Data entries:

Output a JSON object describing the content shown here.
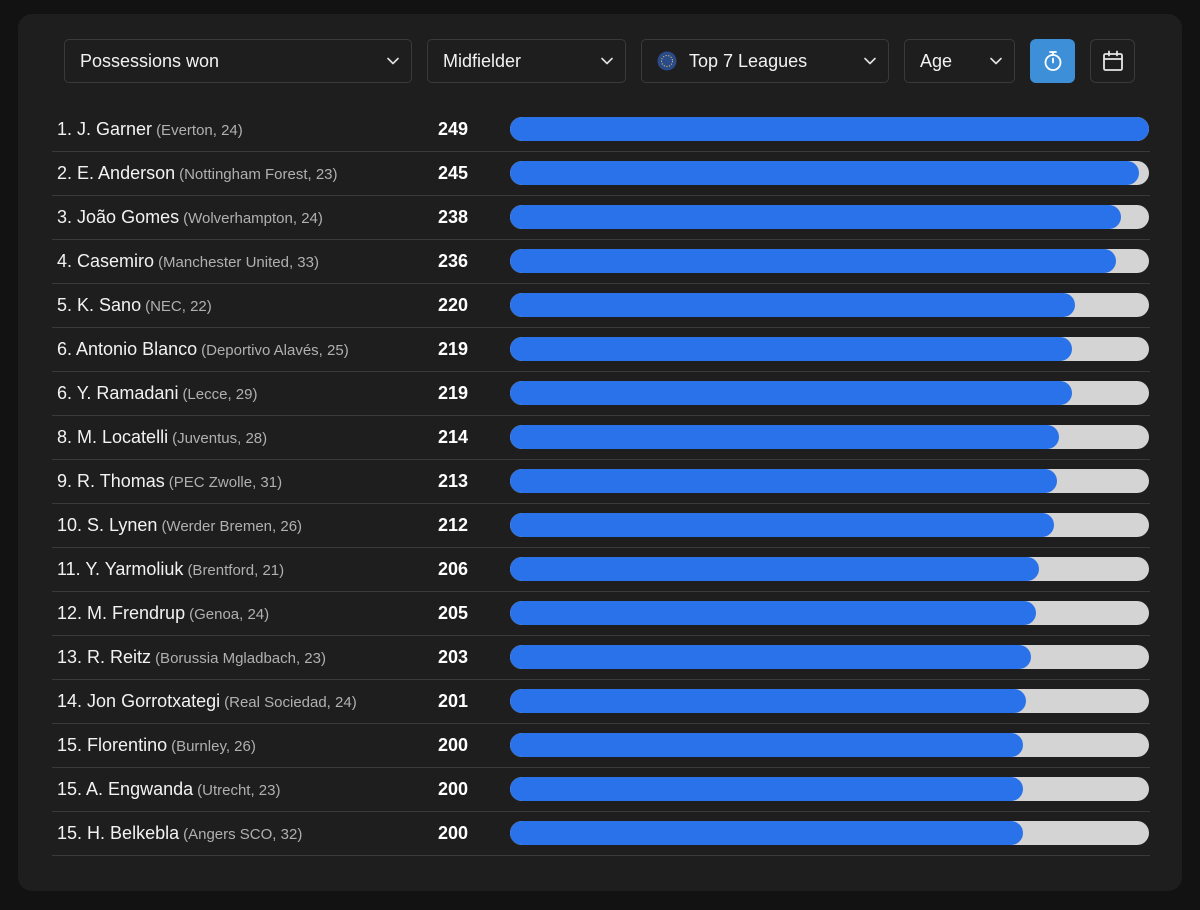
{
  "filters": {
    "metric": "Possessions won",
    "position": "Midfielder",
    "league": "Top 7 Leagues",
    "age": "Age"
  },
  "colors": {
    "bar_fill": "#2a72ea",
    "bar_track": "#d4d4d4",
    "active_button": "#3d8fd8"
  },
  "max_value": 249,
  "rows": [
    {
      "rank": "1.",
      "name": "J. Garner",
      "meta": "(Everton, 24)",
      "value": 249
    },
    {
      "rank": "2.",
      "name": "E. Anderson",
      "meta": "(Nottingham Forest, 23)",
      "value": 245
    },
    {
      "rank": "3.",
      "name": "João Gomes",
      "meta": "(Wolverhampton, 24)",
      "value": 238
    },
    {
      "rank": "4.",
      "name": "Casemiro",
      "meta": "(Manchester United, 33)",
      "value": 236
    },
    {
      "rank": "5.",
      "name": "K. Sano",
      "meta": "(NEC, 22)",
      "value": 220
    },
    {
      "rank": "6.",
      "name": "Antonio Blanco",
      "meta": "(Deportivo Alavés, 25)",
      "value": 219
    },
    {
      "rank": "6.",
      "name": "Y. Ramadani",
      "meta": "(Lecce, 29)",
      "value": 219
    },
    {
      "rank": "8.",
      "name": "M. Locatelli",
      "meta": "(Juventus, 28)",
      "value": 214
    },
    {
      "rank": "9.",
      "name": "R. Thomas",
      "meta": "(PEC Zwolle, 31)",
      "value": 213
    },
    {
      "rank": "10.",
      "name": "S. Lynen",
      "meta": "(Werder Bremen, 26)",
      "value": 212
    },
    {
      "rank": "11.",
      "name": "Y. Yarmoliuk",
      "meta": "(Brentford, 21)",
      "value": 206
    },
    {
      "rank": "12.",
      "name": "M. Frendrup",
      "meta": "(Genoa, 24)",
      "value": 205
    },
    {
      "rank": "13.",
      "name": "R. Reitz",
      "meta": "(Borussia Mgladbach, 23)",
      "value": 203
    },
    {
      "rank": "14.",
      "name": "Jon Gorrotxategi",
      "meta": "(Real Sociedad, 24)",
      "value": 201
    },
    {
      "rank": "15.",
      "name": "Florentino",
      "meta": "(Burnley, 26)",
      "value": 200
    },
    {
      "rank": "15.",
      "name": "A. Engwanda",
      "meta": "(Utrecht, 23)",
      "value": 200
    },
    {
      "rank": "15.",
      "name": "H. Belkebla",
      "meta": "(Angers SCO, 32)",
      "value": 200
    }
  ]
}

**What to do:**
Return each line of the data, keeping its wording exact and omitting pictures.

**The answer:**
Output a JSON object describing the content shown here.
{
  "filters": {
    "metric": "Possessions won",
    "position": "Midfielder",
    "league": "Top 7 Leagues",
    "age": "Age"
  },
  "colors": {
    "bar_fill": "#2a72ea",
    "bar_track": "#d4d4d4",
    "active_button": "#3d8fd8"
  },
  "max_value": 249,
  "rows": [
    {
      "rank": "1.",
      "name": "J. Garner",
      "meta": "(Everton, 24)",
      "value": 249
    },
    {
      "rank": "2.",
      "name": "E. Anderson",
      "meta": "(Nottingham Forest, 23)",
      "value": 245
    },
    {
      "rank": "3.",
      "name": "João Gomes",
      "meta": "(Wolverhampton, 24)",
      "value": 238
    },
    {
      "rank": "4.",
      "name": "Casemiro",
      "meta": "(Manchester United, 33)",
      "value": 236
    },
    {
      "rank": "5.",
      "name": "K. Sano",
      "meta": "(NEC, 22)",
      "value": 220
    },
    {
      "rank": "6.",
      "name": "Antonio Blanco",
      "meta": "(Deportivo Alavés, 25)",
      "value": 219
    },
    {
      "rank": "6.",
      "name": "Y. Ramadani",
      "meta": "(Lecce, 29)",
      "value": 219
    },
    {
      "rank": "8.",
      "name": "M. Locatelli",
      "meta": "(Juventus, 28)",
      "value": 214
    },
    {
      "rank": "9.",
      "name": "R. Thomas",
      "meta": "(PEC Zwolle, 31)",
      "value": 213
    },
    {
      "rank": "10.",
      "name": "S. Lynen",
      "meta": "(Werder Bremen, 26)",
      "value": 212
    },
    {
      "rank": "11.",
      "name": "Y. Yarmoliuk",
      "meta": "(Brentford, 21)",
      "value": 206
    },
    {
      "rank": "12.",
      "name": "M. Frendrup",
      "meta": "(Genoa, 24)",
      "value": 205
    },
    {
      "rank": "13.",
      "name": "R. Reitz",
      "meta": "(Borussia Mgladbach, 23)",
      "value": 203
    },
    {
      "rank": "14.",
      "name": "Jon Gorrotxategi",
      "meta": "(Real Sociedad, 24)",
      "value": 201
    },
    {
      "rank": "15.",
      "name": "Florentino",
      "meta": "(Burnley, 26)",
      "value": 200
    },
    {
      "rank": "15.",
      "name": "A. Engwanda",
      "meta": "(Utrecht, 23)",
      "value": 200
    },
    {
      "rank": "15.",
      "name": "H. Belkebla",
      "meta": "(Angers SCO, 32)",
      "value": 200
    }
  ]
}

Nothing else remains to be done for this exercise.